• [THE TASK] Work out how many lines in the entries below include the word "text". Give nothing but the number.

• [ENTRIES SUPPLIED]
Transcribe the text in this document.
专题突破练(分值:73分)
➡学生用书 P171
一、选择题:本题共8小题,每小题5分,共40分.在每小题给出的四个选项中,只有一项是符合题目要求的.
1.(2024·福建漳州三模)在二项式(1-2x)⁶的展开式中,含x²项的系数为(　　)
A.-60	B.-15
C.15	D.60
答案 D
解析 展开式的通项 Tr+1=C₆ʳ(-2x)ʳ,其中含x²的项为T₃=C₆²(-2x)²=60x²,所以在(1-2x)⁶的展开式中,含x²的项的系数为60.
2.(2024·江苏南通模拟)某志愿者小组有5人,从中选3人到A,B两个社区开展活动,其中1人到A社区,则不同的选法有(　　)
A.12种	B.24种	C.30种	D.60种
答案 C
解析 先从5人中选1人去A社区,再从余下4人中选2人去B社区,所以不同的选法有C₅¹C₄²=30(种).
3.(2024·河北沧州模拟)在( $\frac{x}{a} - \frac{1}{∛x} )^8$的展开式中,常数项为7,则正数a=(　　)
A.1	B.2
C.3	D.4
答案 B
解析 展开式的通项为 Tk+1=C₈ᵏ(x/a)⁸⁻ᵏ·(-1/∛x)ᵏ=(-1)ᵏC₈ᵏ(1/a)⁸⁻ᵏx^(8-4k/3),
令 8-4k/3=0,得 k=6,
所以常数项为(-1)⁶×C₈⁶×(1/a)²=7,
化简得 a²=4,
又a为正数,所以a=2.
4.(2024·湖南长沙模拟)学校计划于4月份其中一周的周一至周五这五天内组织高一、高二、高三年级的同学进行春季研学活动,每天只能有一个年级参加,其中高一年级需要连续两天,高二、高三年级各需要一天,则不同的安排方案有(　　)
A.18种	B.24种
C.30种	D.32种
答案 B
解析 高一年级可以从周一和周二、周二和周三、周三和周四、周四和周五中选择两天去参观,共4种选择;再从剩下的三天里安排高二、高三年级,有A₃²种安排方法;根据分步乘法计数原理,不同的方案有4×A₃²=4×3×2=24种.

--

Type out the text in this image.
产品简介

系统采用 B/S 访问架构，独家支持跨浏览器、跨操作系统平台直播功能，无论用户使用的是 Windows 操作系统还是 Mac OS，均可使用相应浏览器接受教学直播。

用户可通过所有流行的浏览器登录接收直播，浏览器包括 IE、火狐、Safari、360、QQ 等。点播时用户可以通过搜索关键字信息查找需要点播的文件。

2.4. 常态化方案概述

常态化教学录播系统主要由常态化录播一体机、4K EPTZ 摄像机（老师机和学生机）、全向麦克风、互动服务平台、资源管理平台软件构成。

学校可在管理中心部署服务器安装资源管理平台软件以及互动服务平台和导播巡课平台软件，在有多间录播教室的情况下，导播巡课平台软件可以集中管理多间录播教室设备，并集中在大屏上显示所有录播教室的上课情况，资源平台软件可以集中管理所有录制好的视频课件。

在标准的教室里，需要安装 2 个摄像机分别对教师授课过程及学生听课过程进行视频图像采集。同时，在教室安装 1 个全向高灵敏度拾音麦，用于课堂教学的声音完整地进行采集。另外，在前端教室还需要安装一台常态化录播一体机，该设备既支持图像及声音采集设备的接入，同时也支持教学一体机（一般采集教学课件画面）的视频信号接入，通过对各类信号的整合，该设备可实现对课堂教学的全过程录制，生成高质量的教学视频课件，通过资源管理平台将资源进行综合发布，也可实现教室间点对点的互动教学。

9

• [RESULT FOR THIS TASK] 2